▶ _EXERCISE REQUIREMENTS_: Go through the data below and gather each line containing "螺蛳粉出口势头迅猛".

▶ _GIVEN RECORDS_:
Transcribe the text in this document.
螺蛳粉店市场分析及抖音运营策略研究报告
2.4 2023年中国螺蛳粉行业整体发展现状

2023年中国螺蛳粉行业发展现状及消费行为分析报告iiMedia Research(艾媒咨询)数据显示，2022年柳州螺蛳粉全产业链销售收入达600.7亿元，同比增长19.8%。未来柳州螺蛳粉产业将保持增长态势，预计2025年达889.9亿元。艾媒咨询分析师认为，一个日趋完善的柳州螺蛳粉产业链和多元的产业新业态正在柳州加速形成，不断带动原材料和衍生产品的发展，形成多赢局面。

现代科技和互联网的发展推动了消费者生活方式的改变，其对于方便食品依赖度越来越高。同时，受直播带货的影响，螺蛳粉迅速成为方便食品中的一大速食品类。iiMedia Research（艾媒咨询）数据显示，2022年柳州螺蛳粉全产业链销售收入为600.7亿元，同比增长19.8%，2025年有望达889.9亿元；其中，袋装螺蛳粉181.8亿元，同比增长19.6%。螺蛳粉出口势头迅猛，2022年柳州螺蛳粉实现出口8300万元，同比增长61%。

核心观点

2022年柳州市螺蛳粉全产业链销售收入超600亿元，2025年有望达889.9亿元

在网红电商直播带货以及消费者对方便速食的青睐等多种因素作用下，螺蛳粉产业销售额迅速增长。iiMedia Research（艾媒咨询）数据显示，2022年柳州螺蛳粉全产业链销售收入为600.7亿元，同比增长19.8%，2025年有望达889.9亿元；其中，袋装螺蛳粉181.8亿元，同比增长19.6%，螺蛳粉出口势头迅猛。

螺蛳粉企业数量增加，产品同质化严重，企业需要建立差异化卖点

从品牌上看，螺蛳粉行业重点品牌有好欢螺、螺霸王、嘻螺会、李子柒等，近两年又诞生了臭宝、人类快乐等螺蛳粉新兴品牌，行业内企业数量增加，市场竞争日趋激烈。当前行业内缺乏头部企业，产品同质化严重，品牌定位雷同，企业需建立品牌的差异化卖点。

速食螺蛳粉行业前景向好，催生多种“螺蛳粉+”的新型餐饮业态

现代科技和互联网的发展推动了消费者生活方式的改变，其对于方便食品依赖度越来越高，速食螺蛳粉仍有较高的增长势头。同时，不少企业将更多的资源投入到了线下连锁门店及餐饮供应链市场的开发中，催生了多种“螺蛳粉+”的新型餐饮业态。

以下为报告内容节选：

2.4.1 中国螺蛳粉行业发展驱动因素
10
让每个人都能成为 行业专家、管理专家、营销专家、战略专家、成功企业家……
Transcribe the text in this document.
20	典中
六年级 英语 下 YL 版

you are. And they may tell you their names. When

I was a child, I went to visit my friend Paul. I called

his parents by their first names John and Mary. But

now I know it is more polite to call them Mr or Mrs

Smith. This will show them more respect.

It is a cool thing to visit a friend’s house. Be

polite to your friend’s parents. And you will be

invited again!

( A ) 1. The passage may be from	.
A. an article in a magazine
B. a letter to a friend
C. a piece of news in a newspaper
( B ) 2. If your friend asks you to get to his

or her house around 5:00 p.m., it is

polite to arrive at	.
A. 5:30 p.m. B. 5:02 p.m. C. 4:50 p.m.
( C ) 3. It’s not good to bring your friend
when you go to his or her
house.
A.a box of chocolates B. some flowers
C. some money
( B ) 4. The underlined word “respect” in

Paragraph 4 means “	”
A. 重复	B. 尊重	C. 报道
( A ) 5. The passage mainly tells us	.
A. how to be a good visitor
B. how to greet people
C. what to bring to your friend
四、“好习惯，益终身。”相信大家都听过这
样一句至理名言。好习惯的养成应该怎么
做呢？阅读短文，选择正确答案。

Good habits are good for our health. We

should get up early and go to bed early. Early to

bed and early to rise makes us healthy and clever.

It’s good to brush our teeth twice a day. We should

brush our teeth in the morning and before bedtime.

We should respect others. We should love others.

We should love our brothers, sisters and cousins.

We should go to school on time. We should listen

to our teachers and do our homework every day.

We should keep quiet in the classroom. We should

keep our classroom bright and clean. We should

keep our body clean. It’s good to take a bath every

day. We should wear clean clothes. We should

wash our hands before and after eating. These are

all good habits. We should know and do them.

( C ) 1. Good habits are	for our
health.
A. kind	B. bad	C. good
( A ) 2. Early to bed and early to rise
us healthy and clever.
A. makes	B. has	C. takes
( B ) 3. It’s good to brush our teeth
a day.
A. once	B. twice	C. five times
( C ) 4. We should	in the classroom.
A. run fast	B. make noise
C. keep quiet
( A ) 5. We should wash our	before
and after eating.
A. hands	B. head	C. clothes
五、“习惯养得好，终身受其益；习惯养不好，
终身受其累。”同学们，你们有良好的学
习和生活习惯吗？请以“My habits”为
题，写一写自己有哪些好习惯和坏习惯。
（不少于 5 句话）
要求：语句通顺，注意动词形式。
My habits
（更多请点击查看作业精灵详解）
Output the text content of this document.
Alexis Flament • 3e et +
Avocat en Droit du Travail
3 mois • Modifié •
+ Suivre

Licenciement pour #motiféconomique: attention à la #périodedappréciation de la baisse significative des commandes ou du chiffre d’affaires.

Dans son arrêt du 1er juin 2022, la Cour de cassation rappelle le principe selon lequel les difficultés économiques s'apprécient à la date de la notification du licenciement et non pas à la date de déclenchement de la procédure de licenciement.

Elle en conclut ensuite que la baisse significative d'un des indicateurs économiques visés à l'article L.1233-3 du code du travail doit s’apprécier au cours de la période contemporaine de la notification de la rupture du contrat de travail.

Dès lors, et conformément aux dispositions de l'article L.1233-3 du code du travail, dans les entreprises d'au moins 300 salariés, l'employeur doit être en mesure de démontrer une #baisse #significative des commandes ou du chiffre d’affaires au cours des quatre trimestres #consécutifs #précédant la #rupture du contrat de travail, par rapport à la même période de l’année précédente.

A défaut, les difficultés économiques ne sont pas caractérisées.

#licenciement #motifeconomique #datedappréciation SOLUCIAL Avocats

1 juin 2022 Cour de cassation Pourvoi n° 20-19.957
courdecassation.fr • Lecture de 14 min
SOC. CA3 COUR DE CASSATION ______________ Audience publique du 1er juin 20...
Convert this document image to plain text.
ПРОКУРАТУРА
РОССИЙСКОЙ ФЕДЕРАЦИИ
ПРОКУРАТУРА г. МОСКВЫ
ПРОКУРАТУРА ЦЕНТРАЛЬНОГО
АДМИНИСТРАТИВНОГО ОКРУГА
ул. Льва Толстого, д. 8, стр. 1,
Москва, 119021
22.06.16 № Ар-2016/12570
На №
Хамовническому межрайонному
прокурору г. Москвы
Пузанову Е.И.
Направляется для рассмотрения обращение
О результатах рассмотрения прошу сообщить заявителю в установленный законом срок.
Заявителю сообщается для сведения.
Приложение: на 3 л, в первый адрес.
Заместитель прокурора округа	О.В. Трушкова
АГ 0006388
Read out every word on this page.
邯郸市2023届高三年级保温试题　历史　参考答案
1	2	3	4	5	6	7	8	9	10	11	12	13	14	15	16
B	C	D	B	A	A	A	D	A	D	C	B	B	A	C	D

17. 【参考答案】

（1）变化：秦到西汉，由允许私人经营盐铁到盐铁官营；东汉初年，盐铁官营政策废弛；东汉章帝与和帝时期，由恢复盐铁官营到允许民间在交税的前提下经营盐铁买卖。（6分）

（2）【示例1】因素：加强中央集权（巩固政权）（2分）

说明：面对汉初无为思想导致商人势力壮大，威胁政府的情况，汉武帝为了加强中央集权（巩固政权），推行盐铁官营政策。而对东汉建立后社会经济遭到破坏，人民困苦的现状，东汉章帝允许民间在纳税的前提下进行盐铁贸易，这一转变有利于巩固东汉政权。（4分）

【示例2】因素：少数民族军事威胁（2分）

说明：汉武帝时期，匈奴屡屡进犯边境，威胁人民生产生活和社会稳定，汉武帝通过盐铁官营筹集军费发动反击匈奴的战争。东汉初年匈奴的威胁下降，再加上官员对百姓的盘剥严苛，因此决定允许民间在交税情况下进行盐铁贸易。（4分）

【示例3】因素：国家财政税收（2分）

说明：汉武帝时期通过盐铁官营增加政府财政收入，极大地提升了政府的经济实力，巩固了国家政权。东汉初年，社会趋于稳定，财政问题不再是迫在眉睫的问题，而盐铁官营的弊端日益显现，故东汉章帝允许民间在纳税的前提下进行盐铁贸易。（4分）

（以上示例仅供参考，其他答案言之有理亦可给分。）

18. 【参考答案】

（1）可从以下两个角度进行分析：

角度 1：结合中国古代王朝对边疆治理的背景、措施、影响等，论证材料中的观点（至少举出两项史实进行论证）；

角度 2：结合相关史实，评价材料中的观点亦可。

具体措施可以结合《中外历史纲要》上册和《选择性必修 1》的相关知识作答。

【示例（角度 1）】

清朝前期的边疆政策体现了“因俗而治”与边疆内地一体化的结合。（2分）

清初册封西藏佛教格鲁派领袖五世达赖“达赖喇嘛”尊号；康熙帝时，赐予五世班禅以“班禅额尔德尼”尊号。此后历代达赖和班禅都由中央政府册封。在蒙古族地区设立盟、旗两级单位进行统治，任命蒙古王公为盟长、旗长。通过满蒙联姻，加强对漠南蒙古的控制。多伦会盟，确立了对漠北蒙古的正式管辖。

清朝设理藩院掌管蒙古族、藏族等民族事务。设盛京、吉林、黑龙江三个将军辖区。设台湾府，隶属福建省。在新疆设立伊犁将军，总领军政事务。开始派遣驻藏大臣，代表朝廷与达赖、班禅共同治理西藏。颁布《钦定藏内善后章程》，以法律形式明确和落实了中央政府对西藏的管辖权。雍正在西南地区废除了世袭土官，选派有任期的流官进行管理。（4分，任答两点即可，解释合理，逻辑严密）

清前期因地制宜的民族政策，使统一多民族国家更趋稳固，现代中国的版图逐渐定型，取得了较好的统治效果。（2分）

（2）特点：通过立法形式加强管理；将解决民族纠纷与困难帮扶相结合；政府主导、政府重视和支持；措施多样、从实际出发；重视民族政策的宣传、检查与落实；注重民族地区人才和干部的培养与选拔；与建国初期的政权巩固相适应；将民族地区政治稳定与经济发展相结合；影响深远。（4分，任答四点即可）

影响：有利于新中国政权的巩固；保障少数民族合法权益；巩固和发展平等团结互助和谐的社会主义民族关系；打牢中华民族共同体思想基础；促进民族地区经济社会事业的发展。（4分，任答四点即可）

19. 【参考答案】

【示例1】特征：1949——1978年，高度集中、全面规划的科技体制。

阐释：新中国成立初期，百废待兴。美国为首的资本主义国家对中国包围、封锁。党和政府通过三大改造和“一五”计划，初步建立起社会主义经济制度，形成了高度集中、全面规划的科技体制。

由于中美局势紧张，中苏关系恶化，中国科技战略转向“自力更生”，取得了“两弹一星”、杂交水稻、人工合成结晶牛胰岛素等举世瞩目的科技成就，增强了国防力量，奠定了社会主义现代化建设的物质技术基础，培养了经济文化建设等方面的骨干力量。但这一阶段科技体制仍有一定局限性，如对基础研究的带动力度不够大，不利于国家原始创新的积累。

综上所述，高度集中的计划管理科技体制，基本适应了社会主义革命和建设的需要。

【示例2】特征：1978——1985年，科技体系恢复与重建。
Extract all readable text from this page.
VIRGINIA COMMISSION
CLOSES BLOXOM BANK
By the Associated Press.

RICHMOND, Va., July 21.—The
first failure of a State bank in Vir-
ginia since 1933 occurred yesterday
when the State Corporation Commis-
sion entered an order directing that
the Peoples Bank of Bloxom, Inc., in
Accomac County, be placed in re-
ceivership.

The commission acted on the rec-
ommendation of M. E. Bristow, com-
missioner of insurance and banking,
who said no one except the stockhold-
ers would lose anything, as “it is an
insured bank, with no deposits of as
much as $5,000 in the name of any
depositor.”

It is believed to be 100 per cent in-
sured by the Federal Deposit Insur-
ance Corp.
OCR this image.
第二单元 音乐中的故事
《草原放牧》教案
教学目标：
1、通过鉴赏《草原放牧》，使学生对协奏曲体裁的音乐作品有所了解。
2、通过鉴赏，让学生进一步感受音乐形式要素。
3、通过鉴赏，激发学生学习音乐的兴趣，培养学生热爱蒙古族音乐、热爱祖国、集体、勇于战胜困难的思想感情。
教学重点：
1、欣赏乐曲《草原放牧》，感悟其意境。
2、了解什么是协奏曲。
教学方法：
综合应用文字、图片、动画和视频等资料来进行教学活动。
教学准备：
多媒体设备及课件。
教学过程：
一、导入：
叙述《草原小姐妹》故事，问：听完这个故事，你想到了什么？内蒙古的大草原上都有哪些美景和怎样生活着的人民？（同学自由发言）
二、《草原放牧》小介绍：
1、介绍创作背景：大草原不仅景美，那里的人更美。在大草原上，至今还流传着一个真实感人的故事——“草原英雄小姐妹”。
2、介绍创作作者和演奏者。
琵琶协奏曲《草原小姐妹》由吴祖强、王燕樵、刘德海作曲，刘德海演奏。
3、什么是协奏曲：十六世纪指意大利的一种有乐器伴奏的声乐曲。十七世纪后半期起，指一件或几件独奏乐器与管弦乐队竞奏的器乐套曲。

▶ _OUTPUT_:
现代科技和互联网的发展推动了消费者生活方式的改变，其对于方便食品依赖度越来越高。同时，受直播带货的影响，螺蛳粉迅速成为方便食品中的一大速食品类。iiMedia Research（艾媒咨询）数据显示，2022年柳州螺蛳粉全产业链销售收入为600.7亿元，同比增长19.8%，2025年有望达889.9亿元；其中，袋装螺蛳粉181.8亿元，同比增长19.6%。螺蛳粉出口势头迅猛，2022年柳州螺蛳粉实现出口8300万元，同比增长61%。
在网红电商直播带货以及消费者对方便速食的青睐等多种因素作用下，螺蛳粉产业销售额迅速增长。iiMedia Research（艾媒咨询）数据显示，2022年柳州螺蛳粉全产业链销售收入为600.7亿元，同比增长19.8%，2025年有望达889.9亿元；其中，袋装螺蛳粉181.8亿元，同比增长19.6%，螺蛳粉出口势头迅猛。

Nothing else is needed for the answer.